— PROBLEM REQUIREMENTS —
Copy out the listing exactly.

— LISTED ENTRIES —
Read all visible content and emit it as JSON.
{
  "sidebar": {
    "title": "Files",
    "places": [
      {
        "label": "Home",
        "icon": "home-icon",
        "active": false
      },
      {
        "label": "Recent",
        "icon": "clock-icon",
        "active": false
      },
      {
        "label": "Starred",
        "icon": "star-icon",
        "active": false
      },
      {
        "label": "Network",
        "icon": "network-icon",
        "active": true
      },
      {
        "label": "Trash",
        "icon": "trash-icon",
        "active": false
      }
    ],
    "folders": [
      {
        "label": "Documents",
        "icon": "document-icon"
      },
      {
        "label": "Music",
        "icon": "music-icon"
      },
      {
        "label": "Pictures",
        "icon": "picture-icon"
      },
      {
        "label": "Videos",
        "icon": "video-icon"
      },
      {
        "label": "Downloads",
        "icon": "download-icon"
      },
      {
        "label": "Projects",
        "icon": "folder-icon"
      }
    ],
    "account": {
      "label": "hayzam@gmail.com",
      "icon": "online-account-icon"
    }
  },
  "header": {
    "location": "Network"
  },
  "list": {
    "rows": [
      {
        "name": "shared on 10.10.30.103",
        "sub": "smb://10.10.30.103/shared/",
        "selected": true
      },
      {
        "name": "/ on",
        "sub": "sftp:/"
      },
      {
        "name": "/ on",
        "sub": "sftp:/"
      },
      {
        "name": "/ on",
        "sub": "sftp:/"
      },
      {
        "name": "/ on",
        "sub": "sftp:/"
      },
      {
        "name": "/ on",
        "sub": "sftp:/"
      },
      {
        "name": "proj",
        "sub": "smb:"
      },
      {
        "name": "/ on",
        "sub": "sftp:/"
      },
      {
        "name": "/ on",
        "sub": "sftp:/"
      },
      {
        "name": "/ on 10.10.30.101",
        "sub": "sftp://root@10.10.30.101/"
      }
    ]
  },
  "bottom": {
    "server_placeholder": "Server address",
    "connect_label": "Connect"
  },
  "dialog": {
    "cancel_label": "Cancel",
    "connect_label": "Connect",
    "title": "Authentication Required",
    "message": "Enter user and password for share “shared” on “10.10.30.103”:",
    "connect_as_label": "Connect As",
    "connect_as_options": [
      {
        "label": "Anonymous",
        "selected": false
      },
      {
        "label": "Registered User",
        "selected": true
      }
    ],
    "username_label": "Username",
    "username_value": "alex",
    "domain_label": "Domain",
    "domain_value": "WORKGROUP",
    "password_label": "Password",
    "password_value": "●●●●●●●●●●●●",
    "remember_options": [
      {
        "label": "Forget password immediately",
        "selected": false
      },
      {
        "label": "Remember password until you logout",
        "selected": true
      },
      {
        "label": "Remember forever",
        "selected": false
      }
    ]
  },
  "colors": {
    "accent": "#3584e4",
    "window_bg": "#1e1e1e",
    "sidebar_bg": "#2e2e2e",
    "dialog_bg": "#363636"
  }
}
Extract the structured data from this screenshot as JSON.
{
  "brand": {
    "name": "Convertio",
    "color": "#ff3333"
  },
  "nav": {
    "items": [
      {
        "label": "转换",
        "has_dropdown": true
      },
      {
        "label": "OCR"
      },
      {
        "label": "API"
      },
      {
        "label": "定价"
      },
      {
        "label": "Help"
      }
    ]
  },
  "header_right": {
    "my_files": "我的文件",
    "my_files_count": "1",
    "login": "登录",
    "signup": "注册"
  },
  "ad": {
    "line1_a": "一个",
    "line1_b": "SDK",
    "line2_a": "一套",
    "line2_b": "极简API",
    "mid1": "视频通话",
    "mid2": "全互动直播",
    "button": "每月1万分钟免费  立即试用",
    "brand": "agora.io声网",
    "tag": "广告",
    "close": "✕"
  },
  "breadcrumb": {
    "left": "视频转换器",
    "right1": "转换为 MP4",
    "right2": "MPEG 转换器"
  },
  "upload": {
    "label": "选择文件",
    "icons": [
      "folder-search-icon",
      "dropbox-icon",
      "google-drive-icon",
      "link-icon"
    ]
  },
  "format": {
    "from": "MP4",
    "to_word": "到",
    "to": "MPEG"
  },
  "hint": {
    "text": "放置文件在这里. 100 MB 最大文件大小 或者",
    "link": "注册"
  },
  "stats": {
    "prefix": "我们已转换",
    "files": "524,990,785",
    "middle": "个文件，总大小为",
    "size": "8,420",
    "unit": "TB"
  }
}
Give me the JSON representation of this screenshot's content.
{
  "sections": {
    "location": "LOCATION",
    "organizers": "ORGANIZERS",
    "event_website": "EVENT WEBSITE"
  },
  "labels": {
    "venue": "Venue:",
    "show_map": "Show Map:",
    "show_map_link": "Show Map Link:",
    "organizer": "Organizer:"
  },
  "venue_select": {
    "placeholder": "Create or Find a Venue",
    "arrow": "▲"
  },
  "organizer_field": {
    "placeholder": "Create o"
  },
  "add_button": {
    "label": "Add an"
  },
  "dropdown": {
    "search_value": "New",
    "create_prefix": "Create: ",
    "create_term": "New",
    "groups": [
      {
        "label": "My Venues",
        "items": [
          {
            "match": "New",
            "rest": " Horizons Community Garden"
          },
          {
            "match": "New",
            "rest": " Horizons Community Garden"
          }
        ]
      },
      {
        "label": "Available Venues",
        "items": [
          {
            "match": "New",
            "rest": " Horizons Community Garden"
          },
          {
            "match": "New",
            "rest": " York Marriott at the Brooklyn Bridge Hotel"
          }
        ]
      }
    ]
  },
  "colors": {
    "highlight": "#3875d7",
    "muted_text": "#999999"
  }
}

— THE SOLUTION —
Read all visible content and emit it as JSON.
{
  "sidebar": {
    "title": "Files",
    "places": [
      {
        "label": "Home",
        "icon": "home-icon",
        "active": false
      },
      {
        "label": "Recent",
        "icon": "clock-icon",
        "active": false
      },
      {
        "label": "Starred",
        "icon": "star-icon",
        "active": false
      },
      {
        "label": "Network",
        "icon": "network-icon",
        "active": true
      },
      {
        "label": "Trash",
        "icon": "trash-icon",
        "active": false
      }
    ],
    "folders": [
      {
        "label": "Documents",
        "icon": "document-icon"
      },
      {
        "label": "Music",
        "icon": "music-icon"
      },
      {
        "label": "Pictures",
        "icon": "picture-icon"
      },
      {
        "label": "Videos",
        "icon": "video-icon"
      },
      {
        "label": "Downloads",
        "icon": "download-icon"
      },
      {
        "label": "Projects",
        "icon": "folder-icon"
      }
    ],
    "account": {
      "label": "hayzam@gmail.com",
      "icon": "online-account-icon"
    }
  },
  "header": {
    "location": "Network"
  },
  "list": {
    "rows": [
      {
        "name": "shared on 10.10.30.103",
        "sub": "smb://10.10.30.103/shared/",
        "selected": true
      },
      {
        "name": "/ on",
        "sub": "sftp:/"
      },
      {
        "name": "/ on",
        "sub": "sftp:/"
      },
      {
        "name": "/ on",
        "sub": "sftp:/"
      },
      {
        "name": "/ on",
        "sub": "sftp:/"
      },
      {
        "name": "/ on",
        "sub": "sftp:/"
      },
      {
        "name": "proj",
        "sub": "smb:"
      },
      {
        "name": "/ on",
        "sub": "sftp:/"
      },
      {
        "name": "/ on",
        "sub": "sftp:/"
      },
      {
        "name": "/ on 10.10.30.101",
        "sub": "sftp://root@10.10.30.101/"
      }
    ]
  },
  "bottom": {
    "server_placeholder": "Server address",
    "connect_label": "Connect"
  },
  "dialog": {
    "cancel_label": "Cancel",
    "connect_label": "Connect",
    "title": "Authentication Required",
    "message": "Enter user and password for share “shared” on “10.10.30.103”:",
    "connect_as_label": "Connect As",
    "connect_as_options": [
      {
        "label": "Anonymous",
        "selected": false
      },
      {
        "label": "Registered User",
        "selected": true
      }
    ],
    "username_label": "Username",
    "username_value": "alex",
    "domain_label": "Domain",
    "domain_value": "WORKGROUP",
    "password_label": "Password",
    "password_value": "●●●●●●●●●●●●",
    "remember_options": [
      {
        "label": "Forget password immediately",
        "selected": false
      },
      {
        "label": "Remember password until you logout",
        "selected": true
      },
      {
        "label": "Remember forever",
        "selected": false
      }
    ]
  },
  "colors": {
    "accent": "#3584e4",
    "window_bg": "#1e1e1e",
    "sidebar_bg": "#2e2e2e",
    "dialog_bg": "#363636"
  }
}
Extract the structured data from this screenshot as JSON.
{
  "brand": {
    "name": "Convertio",
    "color": "#ff3333"
  },
  "nav": {
    "items": [
      {
        "label": "转换",
        "has_dropdown": true
      },
      {
        "label": "OCR"
      },
      {
        "label": "API"
      },
      {
        "label": "定价"
      },
      {
        "label": "Help"
      }
    ]
  },
  "header_right": {
    "my_files": "我的文件",
    "my_files_count": "1",
    "login": "登录",
    "signup": "注册"
  },
  "ad": {
    "line1_a": "一个",
    "line1_b": "SDK",
    "line2_a": "一套",
    "line2_b": "极简API",
    "mid1": "视频通话",
    "mid2": "全互动直播",
    "button": "每月1万分钟免费  立即试用",
    "brand": "agora.io声网",
    "tag": "广告",
    "close": "✕"
  },
  "breadcrumb": {
    "left": "视频转换器",
    "right1": "转换为 MP4",
    "right2": "MPEG 转换器"
  },
  "upload": {
    "label": "选择文件",
    "icons": [
      "folder-search-icon",
      "dropbox-icon",
      "google-drive-icon",
      "link-icon"
    ]
  },
  "format": {
    "from": "MP4",
    "to_word": "到",
    "to": "MPEG"
  },
  "hint": {
    "text": "放置文件在这里. 100 MB 最大文件大小 或者",
    "link": "注册"
  },
  "stats": {
    "prefix": "我们已转换",
    "files": "524,990,785",
    "middle": "个文件，总大小为",
    "size": "8,420",
    "unit": "TB"
  }
}
Give me the JSON representation of this screenshot's content.
{
  "sections": {
    "location": "LOCATION",
    "organizers": "ORGANIZERS",
    "event_website": "EVENT WEBSITE"
  },
  "labels": {
    "venue": "Venue:",
    "show_map": "Show Map:",
    "show_map_link": "Show Map Link:",
    "organizer": "Organizer:"
  },
  "venue_select": {
    "placeholder": "Create or Find a Venue",
    "arrow": "▲"
  },
  "organizer_field": {
    "placeholder": "Create o"
  },
  "add_button": {
    "label": "Add an"
  },
  "dropdown": {
    "search_value": "New",
    "create_prefix": "Create: ",
    "create_term": "New",
    "groups": [
      {
        "label": "My Venues",
        "items": [
          {
            "match": "New",
            "rest": " Horizons Community Garden"
          },
          {
            "match": "New",
            "rest": " Horizons Community Garden"
          }
        ]
      },
      {
        "label": "Available Venues",
        "items": [
          {
            "match": "New",
            "rest": " Horizons Community Garden"
          },
          {
            "match": "New",
            "rest": " York Marriott at the Brooklyn Bridge Hotel"
          }
        ]
      }
    ]
  },
  "colors": {
    "highlight": "#3875d7",
    "muted_text": "#999999"
  }
}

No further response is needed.